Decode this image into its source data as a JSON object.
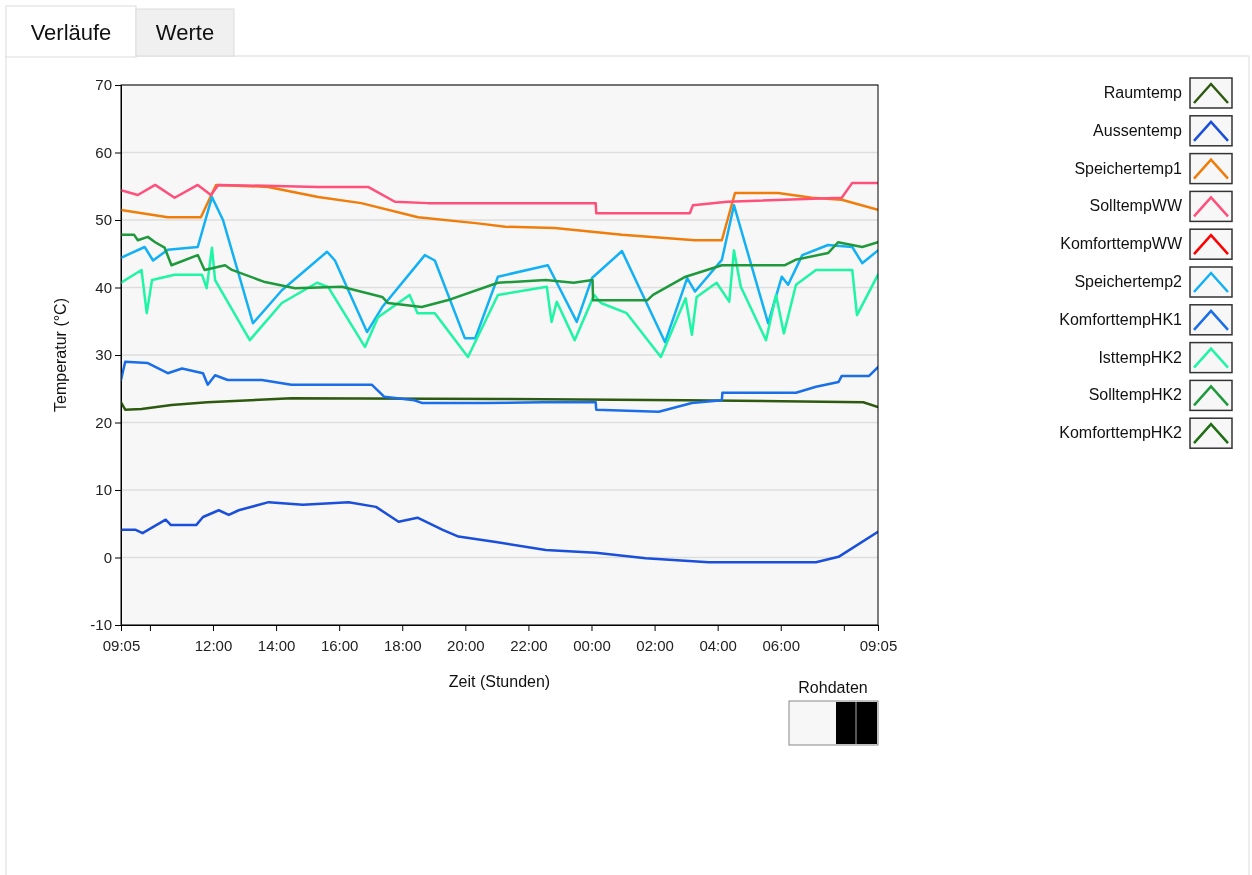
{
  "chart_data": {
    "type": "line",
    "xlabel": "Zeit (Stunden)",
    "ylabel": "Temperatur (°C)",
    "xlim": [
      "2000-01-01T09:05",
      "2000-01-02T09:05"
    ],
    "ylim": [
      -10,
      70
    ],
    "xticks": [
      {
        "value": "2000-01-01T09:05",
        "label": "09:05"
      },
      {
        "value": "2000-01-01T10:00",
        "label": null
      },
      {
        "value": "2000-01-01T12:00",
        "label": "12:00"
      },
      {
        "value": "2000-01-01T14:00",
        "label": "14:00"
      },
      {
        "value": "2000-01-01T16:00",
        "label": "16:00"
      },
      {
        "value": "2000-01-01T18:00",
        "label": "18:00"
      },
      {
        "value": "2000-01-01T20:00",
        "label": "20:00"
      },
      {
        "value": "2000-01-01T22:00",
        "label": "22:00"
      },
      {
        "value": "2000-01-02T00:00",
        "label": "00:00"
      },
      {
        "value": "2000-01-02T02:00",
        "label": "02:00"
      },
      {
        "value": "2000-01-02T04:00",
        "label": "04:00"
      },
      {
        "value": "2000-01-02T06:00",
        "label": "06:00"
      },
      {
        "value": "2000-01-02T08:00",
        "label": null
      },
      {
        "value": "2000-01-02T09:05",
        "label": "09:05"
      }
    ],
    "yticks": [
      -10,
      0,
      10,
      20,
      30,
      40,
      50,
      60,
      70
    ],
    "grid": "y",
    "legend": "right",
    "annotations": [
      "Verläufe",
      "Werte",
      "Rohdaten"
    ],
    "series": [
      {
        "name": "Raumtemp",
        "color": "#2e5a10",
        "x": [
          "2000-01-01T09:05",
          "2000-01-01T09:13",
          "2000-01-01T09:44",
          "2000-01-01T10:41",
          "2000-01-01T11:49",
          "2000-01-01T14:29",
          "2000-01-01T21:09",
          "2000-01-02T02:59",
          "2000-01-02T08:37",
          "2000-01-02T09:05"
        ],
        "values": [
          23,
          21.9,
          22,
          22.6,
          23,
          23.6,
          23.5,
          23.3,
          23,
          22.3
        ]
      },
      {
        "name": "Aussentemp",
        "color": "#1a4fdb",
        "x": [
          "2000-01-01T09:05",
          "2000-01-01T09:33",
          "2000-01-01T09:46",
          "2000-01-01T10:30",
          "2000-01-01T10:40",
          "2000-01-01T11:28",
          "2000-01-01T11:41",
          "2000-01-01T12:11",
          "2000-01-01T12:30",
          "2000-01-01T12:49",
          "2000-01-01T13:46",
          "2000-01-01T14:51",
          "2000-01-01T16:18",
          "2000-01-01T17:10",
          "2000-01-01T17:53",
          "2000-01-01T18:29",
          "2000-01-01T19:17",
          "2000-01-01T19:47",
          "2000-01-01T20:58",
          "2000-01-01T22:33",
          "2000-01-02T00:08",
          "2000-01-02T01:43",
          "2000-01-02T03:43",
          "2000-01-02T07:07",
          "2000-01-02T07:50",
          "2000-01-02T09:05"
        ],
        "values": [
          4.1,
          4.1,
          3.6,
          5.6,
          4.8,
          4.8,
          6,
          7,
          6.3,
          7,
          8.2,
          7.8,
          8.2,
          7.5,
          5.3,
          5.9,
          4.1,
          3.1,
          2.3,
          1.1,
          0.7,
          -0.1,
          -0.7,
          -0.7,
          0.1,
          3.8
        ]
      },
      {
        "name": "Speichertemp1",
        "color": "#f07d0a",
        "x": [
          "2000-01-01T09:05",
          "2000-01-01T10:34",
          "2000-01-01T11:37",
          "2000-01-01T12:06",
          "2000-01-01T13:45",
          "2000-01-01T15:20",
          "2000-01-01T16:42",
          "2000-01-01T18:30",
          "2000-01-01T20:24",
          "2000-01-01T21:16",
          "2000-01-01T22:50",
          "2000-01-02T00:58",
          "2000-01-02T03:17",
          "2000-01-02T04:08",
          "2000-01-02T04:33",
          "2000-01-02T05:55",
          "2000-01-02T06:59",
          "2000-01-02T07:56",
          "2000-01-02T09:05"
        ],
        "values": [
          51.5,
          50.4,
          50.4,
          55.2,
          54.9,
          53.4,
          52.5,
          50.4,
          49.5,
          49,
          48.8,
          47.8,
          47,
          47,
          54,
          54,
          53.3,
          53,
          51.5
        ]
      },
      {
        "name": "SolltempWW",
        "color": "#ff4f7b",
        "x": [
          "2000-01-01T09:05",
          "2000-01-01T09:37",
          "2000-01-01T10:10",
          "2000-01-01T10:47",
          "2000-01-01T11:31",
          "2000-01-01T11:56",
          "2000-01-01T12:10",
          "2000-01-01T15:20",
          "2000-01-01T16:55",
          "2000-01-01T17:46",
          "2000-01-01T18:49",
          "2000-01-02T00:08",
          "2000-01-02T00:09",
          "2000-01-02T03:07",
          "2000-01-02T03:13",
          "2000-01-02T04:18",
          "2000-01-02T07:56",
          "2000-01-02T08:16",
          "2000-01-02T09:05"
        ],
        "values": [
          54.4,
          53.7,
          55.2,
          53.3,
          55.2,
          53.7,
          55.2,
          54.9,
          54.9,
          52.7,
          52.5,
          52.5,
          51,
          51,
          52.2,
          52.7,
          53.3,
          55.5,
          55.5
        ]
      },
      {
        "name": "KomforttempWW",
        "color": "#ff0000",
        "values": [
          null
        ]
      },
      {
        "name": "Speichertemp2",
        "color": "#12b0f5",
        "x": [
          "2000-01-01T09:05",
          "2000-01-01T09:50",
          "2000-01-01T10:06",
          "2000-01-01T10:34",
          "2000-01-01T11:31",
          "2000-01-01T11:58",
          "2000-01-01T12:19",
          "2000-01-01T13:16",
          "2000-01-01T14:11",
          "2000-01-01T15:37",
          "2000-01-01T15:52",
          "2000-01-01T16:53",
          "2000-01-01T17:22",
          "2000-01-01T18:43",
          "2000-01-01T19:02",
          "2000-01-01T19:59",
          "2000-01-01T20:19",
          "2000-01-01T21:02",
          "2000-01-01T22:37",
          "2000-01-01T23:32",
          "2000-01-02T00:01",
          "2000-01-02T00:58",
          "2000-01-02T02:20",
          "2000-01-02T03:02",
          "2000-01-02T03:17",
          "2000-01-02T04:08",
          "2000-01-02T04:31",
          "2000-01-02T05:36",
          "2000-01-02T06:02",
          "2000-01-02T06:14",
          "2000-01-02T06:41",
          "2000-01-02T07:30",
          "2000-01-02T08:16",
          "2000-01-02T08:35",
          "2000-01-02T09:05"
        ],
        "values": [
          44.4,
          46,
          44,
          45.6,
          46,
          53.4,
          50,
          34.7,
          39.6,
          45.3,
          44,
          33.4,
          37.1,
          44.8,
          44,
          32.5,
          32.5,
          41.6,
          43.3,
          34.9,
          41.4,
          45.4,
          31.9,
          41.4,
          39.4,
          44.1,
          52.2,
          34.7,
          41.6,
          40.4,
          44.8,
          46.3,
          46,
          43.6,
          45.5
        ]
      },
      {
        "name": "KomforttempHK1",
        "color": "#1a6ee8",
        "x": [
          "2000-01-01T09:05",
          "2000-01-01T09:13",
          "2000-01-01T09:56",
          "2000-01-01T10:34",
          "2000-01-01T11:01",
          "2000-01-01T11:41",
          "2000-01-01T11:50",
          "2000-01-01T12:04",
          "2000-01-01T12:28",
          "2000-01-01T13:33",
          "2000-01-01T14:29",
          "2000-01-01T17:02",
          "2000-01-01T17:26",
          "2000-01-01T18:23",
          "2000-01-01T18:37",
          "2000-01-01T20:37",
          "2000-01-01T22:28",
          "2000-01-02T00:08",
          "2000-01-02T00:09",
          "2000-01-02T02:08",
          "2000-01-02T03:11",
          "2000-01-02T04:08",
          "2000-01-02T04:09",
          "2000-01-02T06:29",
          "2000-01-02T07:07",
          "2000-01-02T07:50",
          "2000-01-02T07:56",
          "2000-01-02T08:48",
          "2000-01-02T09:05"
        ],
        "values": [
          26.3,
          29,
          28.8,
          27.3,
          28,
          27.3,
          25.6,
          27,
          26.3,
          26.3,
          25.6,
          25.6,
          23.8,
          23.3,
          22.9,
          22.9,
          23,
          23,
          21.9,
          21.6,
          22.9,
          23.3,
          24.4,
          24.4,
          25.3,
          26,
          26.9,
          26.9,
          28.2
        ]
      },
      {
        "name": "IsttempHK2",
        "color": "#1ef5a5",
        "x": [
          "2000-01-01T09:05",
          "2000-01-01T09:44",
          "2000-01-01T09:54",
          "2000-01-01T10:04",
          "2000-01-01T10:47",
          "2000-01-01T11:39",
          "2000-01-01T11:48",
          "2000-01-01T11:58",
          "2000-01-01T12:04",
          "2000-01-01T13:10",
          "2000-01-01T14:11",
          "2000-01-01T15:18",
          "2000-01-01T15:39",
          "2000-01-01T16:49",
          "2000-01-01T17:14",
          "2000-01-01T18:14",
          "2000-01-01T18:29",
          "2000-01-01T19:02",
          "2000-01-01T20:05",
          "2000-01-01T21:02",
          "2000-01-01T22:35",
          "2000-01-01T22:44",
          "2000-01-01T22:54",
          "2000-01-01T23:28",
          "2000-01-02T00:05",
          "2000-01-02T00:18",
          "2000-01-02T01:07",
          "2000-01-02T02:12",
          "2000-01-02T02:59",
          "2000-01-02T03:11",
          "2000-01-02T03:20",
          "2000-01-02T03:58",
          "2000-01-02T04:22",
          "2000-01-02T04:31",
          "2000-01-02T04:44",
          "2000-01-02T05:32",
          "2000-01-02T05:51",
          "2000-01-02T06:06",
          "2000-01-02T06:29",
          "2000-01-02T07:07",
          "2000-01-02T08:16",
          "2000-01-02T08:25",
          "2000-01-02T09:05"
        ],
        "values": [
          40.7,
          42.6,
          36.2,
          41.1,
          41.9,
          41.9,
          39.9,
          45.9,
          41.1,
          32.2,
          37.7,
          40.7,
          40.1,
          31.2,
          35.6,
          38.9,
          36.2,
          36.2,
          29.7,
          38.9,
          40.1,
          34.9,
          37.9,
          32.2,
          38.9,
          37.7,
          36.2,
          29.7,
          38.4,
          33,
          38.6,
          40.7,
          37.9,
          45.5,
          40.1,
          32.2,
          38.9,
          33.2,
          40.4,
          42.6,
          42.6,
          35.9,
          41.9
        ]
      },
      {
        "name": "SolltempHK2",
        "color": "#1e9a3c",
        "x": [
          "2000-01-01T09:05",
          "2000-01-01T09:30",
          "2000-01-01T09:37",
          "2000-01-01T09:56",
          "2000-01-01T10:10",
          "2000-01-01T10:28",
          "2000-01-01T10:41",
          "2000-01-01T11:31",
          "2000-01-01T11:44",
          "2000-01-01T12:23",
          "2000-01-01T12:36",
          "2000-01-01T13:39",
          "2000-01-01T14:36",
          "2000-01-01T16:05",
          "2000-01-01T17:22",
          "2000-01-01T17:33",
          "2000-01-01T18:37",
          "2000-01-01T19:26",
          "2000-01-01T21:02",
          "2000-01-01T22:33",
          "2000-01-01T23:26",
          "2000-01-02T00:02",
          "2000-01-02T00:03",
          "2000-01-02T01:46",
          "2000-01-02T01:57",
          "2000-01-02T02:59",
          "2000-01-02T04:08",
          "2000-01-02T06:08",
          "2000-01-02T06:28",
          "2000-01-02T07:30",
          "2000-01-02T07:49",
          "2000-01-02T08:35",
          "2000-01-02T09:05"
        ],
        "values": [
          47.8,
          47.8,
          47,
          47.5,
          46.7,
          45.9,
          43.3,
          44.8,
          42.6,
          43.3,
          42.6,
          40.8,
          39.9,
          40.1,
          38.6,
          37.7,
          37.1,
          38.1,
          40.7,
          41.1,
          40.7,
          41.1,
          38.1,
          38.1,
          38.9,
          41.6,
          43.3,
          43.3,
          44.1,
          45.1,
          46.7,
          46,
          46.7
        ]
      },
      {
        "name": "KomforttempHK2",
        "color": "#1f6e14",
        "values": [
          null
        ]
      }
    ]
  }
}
# # # #
**Instruction:**
Using the material above, gather every line that includes "name".

**Result of this exercise:**
        "name": "Raumtemp",
        "name": "Aussentemp",
        "name": "Speichertemp1",
        "name": "SolltempWW",
        "name": "KomforttempWW",
        "name": "Speichertemp2",
        "name": "KomforttempHK1",
        "name": "IsttempHK2",
        "name": "SolltempHK2",
        "name": "KomforttempHK2",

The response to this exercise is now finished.